╭─ Given information

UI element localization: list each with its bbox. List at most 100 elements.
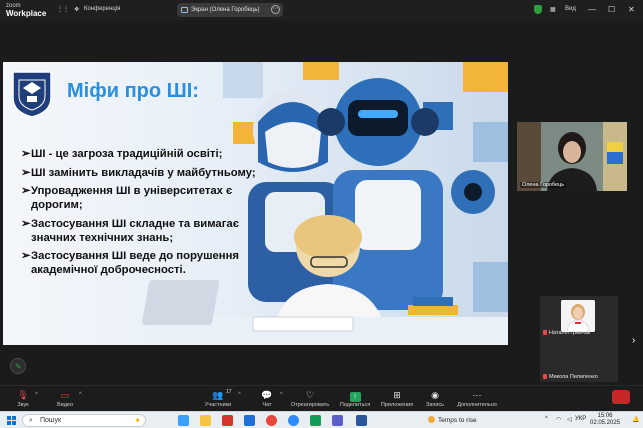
- list-item: ➢ Застосування ШІ складне та вимагає зна…: [21, 217, 261, 245]
- windows-start-icon[interactable]: [7, 416, 16, 425]
- speaker-name: Олена Горобець: [520, 182, 567, 188]
- university-logo: [12, 71, 52, 118]
- participant-name: Микола Пилипенко: [543, 374, 598, 380]
- participant-name-text: Наталія Гривчак: [549, 330, 591, 336]
- view-grid-icon[interactable]: ▦: [550, 6, 556, 13]
- arrow-bullet-icon: ➢: [21, 166, 31, 179]
- speaker-video-tile[interactable]: Олена Горобець: [517, 122, 627, 191]
- screen-share-pill[interactable]: Экран (Олена Горобець) ⋯: [177, 3, 283, 17]
- more-icon: ⋯: [472, 390, 482, 400]
- audio-label: Звук: [17, 402, 29, 408]
- participant-thumbnail[interactable]: [561, 300, 595, 332]
- zoom-icon[interactable]: [288, 415, 299, 426]
- clock[interactable]: 15:06 02.05.2025: [590, 413, 620, 427]
- volume-icon[interactable]: ◁: [567, 416, 572, 423]
- screen-share-label: Экран (Олена Горобець): [191, 7, 260, 13]
- audio-options-chevron-icon[interactable]: ^: [35, 392, 38, 398]
- date-text: 02.05.2025: [590, 420, 621, 426]
- slide-title: Міфи про ШІ:: [67, 80, 199, 102]
- participants-label: Участники: [204, 402, 232, 408]
- list-item: ➢ Застосування ШІ веде до порушення акад…: [21, 249, 261, 277]
- search-icon: ⌕: [29, 417, 33, 424]
- copilot-sparkle-icon: ✦: [134, 416, 141, 425]
- myth-text: ШІ - це загроза традиційній освіті;: [31, 148, 223, 160]
- tray-chevron-icon[interactable]: ^: [545, 416, 548, 422]
- outlook-icon[interactable]: [244, 415, 255, 426]
- participant-name: Наталія Гривчак: [543, 330, 590, 336]
- view-label[interactable]: Вид: [565, 6, 576, 12]
- language-indicator[interactable]: УКР: [575, 416, 586, 422]
- speaker-video-feed: [517, 122, 627, 191]
- myth-text: Застосування ШІ веде до порушення академ…: [31, 250, 240, 276]
- meeting-toolbar: 🎙 Звук ^ ▭ Видео ^ 👥 17 Участники ^ 💬 Ча…: [0, 385, 643, 411]
- taskbar-search-input[interactable]: ⌕ Пошук ✦: [22, 414, 146, 427]
- word-icon[interactable]: [356, 415, 367, 426]
- annotate-button[interactable]: ✎: [10, 358, 26, 374]
- edge-icon[interactable]: [310, 415, 321, 426]
- myth-text: ШІ замінить викладачів у майбутньому;: [31, 166, 256, 179]
- participant-name-text: Микола Пилипенко: [549, 374, 598, 380]
- close-icon[interactable]: ✕: [628, 5, 635, 14]
- pen-icon: ✎: [15, 362, 22, 371]
- chat-button[interactable]: 💬 Чат: [244, 389, 290, 408]
- notifications-icon[interactable]: 🔔: [632, 416, 639, 423]
- chat-label: Чат: [262, 402, 272, 408]
- weather-widget[interactable]: Temps to rise: [428, 416, 477, 424]
- chat-icon: 💬: [261, 390, 273, 400]
- more-label: Дополнительно: [457, 402, 497, 408]
- network-icon[interactable]: ◠: [556, 416, 561, 423]
- windows-taskbar: ⌕ Пошук ✦ Temps to rise ^ ◠ ◁ УКР 15:06 …: [0, 411, 643, 428]
- task-view-icon[interactable]: [178, 415, 189, 426]
- time-text: 15:06: [597, 413, 613, 419]
- weather-icon: [428, 416, 435, 423]
- mic-muted-icon: [543, 330, 547, 336]
- participant-photo: [561, 300, 595, 332]
- record-label: Запись: [425, 402, 445, 408]
- video-options-chevron-icon[interactable]: ^: [79, 392, 82, 398]
- app-icon[interactable]: [222, 415, 233, 426]
- brand-line2: Workplace: [6, 9, 47, 18]
- share-icon: ↑: [349, 392, 361, 402]
- list-item: ➢ ШІ замінить викладачів у майбутньому;: [21, 166, 261, 180]
- search-placeholder: Пошук: [40, 417, 62, 424]
- list-item: ➢ Упровадження ШІ в університетах є доро…: [21, 184, 261, 212]
- more-button[interactable]: ⋯ Дополнительно: [454, 389, 500, 408]
- record-button[interactable]: ◉ Запись: [412, 389, 458, 408]
- chrome-icon[interactable]: [266, 415, 277, 426]
- share-label: Поделиться: [339, 402, 371, 408]
- security-shield-icon[interactable]: [534, 5, 542, 14]
- react-button[interactable]: ♡ Отреагировать: [287, 389, 333, 408]
- minimize-icon[interactable]: —: [588, 5, 596, 14]
- arrow-bullet-icon: ➢: [21, 250, 31, 262]
- screen-icon: [181, 7, 188, 13]
- teams-icon[interactable]: [332, 415, 343, 426]
- participants-icon: 👥: [212, 390, 224, 400]
- maximize-icon[interactable]: ☐: [608, 5, 615, 14]
- conference-label[interactable]: Конференція: [84, 6, 120, 12]
- react-label: Отреагировать: [290, 402, 330, 408]
- participants-button[interactable]: 👥 17 Участники: [195, 389, 241, 408]
- participant-count: 17: [226, 389, 232, 395]
- file-explorer-icon[interactable]: [200, 415, 211, 426]
- myth-text: Упровадження ШІ в університетах є дороги…: [31, 185, 233, 211]
- paw-icon: ❖: [74, 7, 80, 13]
- myth-text: Застосування ШІ складне та вимагає значн…: [31, 217, 239, 244]
- list-item: ➢ ШІ - це загроза традиційній освіті;: [21, 147, 261, 161]
- zoom-logo: zoom Workplace: [6, 2, 46, 18]
- chat-options-chevron-icon[interactable]: ^: [280, 392, 283, 398]
- arrow-bullet-icon: ➢: [21, 217, 31, 230]
- record-icon: ◉: [431, 390, 439, 400]
- grid-icon[interactable]: ⋮⋮: [57, 6, 69, 13]
- mic-muted-icon: [543, 374, 547, 380]
- video-label: Видео: [56, 402, 74, 408]
- arrow-bullet-icon: ➢: [21, 185, 31, 197]
- shared-screen-slide: Міфи про ШІ: ➢ ШІ - це загроза традиційн…: [3, 62, 508, 345]
- end-meeting-button[interactable]: [612, 390, 630, 404]
- mic-muted-icon: 🎙: [17, 390, 29, 400]
- next-page-chevron-icon[interactable]: ›: [632, 335, 635, 346]
- share-button[interactable]: ↑ Поделиться: [332, 389, 378, 408]
- audio-button[interactable]: 🎙 Звук: [0, 389, 46, 408]
- more-options-icon[interactable]: ⋯: [271, 5, 280, 14]
- participants-options-chevron-icon[interactable]: ^: [238, 392, 241, 398]
- weather-text: Temps to rise: [438, 417, 477, 424]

╰─

Rewrite the material above, replacing every instance of "arrow-bullet-icon" with "bullet-marker" and leaving everything else as it is. Omit the pictures from your answer.

Answer to this exercise.
UI element localization: list each with its bbox. List at most 100 elements.
- list-item: ➢ Застосування ШІ складне та вимагає зна…: [21, 217, 261, 245]
- windows-start-icon[interactable]: [7, 416, 16, 425]
- speaker-name: Олена Горобець: [520, 182, 567, 188]
- university-logo: [12, 71, 52, 118]
- participant-name: Микола Пилипенко: [543, 374, 598, 380]
- participant-name-text: Наталія Гривчак: [549, 330, 591, 336]
- view-grid-icon[interactable]: ▦: [550, 6, 556, 13]
- bullet-marker: ➢: [21, 166, 31, 179]
- speaker-video-tile[interactable]: Олена Горобець: [517, 122, 627, 191]
- screen-share-pill[interactable]: Экран (Олена Горобець) ⋯: [177, 3, 283, 17]
- more-icon: ⋯: [472, 390, 482, 400]
- audio-label: Звук: [17, 402, 29, 408]
- participant-thumbnail[interactable]: [561, 300, 595, 332]
- zoom-icon[interactable]: [288, 415, 299, 426]
- clock[interactable]: 15:06 02.05.2025: [590, 413, 620, 427]
- volume-icon[interactable]: ◁: [567, 416, 572, 423]
- screen-share-label: Экран (Олена Горобець): [191, 7, 260, 13]
- audio-options-chevron-icon[interactable]: ^: [35, 392, 38, 398]
- date-text: 02.05.2025: [590, 420, 621, 426]
- slide-title: Міфи про ШІ:: [67, 80, 199, 102]
- participants-label: Участники: [204, 402, 232, 408]
- list-item: ➢ Застосування ШІ веде до порушення акад…: [21, 249, 261, 277]
- search-icon: ⌕: [29, 417, 33, 424]
- copilot-sparkle-icon: ✦: [134, 416, 141, 425]
- myth-text: ШІ - це загроза традиційній освіті;: [31, 148, 223, 160]
- tray-chevron-icon[interactable]: ^: [545, 416, 548, 422]
- outlook-icon[interactable]: [244, 415, 255, 426]
- participant-name: Наталія Гривчак: [543, 330, 590, 336]
- view-label[interactable]: Вид: [565, 6, 576, 12]
- language-indicator[interactable]: УКР: [575, 416, 586, 422]
- speaker-video-feed: [517, 122, 627, 191]
- myth-text: Застосування ШІ веде до порушення академ…: [31, 250, 240, 276]
- meeting-toolbar: 🎙 Звук ^ ▭ Видео ^ 👥 17 Участники ^ 💬 Ча…: [0, 385, 643, 411]
- taskbar-search-input[interactable]: ⌕ Пошук ✦: [22, 414, 146, 427]
- word-icon[interactable]: [356, 415, 367, 426]
- annotate-button[interactable]: ✎: [10, 358, 26, 374]
- edge-icon[interactable]: [310, 415, 321, 426]
- myth-text: ШІ замінить викладачів у майбутньому;: [31, 166, 256, 179]
- participant-name-text: Микола Пилипенко: [549, 374, 598, 380]
- close-icon[interactable]: ✕: [628, 5, 635, 14]
- pen-icon: ✎: [15, 362, 22, 371]
- chat-button[interactable]: 💬 Чат: [244, 389, 290, 408]
- notifications-icon[interactable]: 🔔: [632, 416, 639, 423]
- chat-label: Чат: [262, 402, 272, 408]
- weather-widget[interactable]: Temps to rise: [428, 416, 477, 424]
- chat-icon: 💬: [261, 390, 273, 400]
- more-label: Дополнительно: [457, 402, 497, 408]
- network-icon[interactable]: ◠: [556, 416, 561, 423]
- windows-taskbar: ⌕ Пошук ✦ Temps to rise ^ ◠ ◁ УКР 15:06 …: [0, 411, 643, 428]
- task-view-icon[interactable]: [178, 415, 189, 426]
- time-text: 15:06: [597, 413, 613, 419]
- weather-icon: [428, 416, 435, 423]
- mic-muted-icon: [543, 330, 547, 336]
- participant-photo: [561, 300, 595, 332]
- record-label: Запись: [425, 402, 445, 408]
- video-options-chevron-icon[interactable]: ^: [79, 392, 82, 398]
- app-icon[interactable]: [222, 415, 233, 426]
- brand-line2: Workplace: [6, 9, 47, 18]
- share-icon: ↑: [349, 392, 361, 402]
- list-item: ➢ ШІ замінить викладачів у майбутньому;: [21, 166, 261, 180]
- search-placeholder: Пошук: [40, 417, 62, 424]
- list-item: ➢ Упровадження ШІ в університетах є доро…: [21, 184, 261, 212]
- more-button[interactable]: ⋯ Дополнительно: [454, 389, 500, 408]
- record-button[interactable]: ◉ Запись: [412, 389, 458, 408]
- chrome-icon[interactable]: [266, 415, 277, 426]
- share-label: Поделиться: [339, 402, 371, 408]
- security-shield-icon[interactable]: [534, 5, 542, 14]
- react-button[interactable]: ♡ Отреагировать: [287, 389, 333, 408]
- minimize-icon[interactable]: —: [588, 5, 596, 14]
- bullet-marker: ➢: [21, 250, 31, 262]
- screen-icon: [181, 7, 188, 13]
- teams-icon[interactable]: [332, 415, 343, 426]
- participants-icon: 👥: [212, 390, 224, 400]
- maximize-icon[interactable]: ☐: [608, 5, 615, 14]
- conference-label[interactable]: Конференція: [84, 6, 120, 12]
- react-label: Отреагировать: [290, 402, 330, 408]
- participants-button[interactable]: 👥 17 Участники: [195, 389, 241, 408]
- participant-count: 17: [226, 389, 232, 395]
- file-explorer-icon[interactable]: [200, 415, 211, 426]
- myth-text: Упровадження ШІ в університетах є дороги…: [31, 185, 233, 211]
- paw-icon: ❖: [74, 7, 80, 13]
- myth-text: Застосування ШІ складне та вимагає значн…: [31, 217, 239, 244]
- list-item: ➢ ШІ - це загроза традиційній освіті;: [21, 147, 261, 161]
- zoom-logo: zoom Workplace: [6, 2, 46, 18]
- chat-options-chevron-icon[interactable]: ^: [280, 392, 283, 398]
- bullet-marker: ➢: [21, 217, 31, 230]
- record-icon: ◉: [431, 390, 439, 400]
- grid-icon[interactable]: ⋮⋮: [57, 6, 69, 13]
- mic-muted-icon: [543, 374, 547, 380]
- video-label: Видео: [56, 402, 74, 408]
- bullet-marker: ➢: [21, 185, 31, 197]
- shared-screen-slide: Міфи про ШІ: ➢ ШІ - це загроза традиційн…: [3, 62, 508, 345]
- end-meeting-button[interactable]: [612, 390, 630, 404]
- mic-muted-icon: 🎙: [17, 390, 29, 400]
- next-page-chevron-icon[interactable]: ›: [632, 335, 635, 346]
- share-button[interactable]: ↑ Поделиться: [332, 389, 378, 408]
- audio-button[interactable]: 🎙 Звук: [0, 389, 46, 408]
- more-options-icon[interactable]: ⋯: [271, 5, 280, 14]
- participants-options-chevron-icon[interactable]: ^: [238, 392, 241, 398]
- weather-text: Temps to rise: [438, 417, 477, 424]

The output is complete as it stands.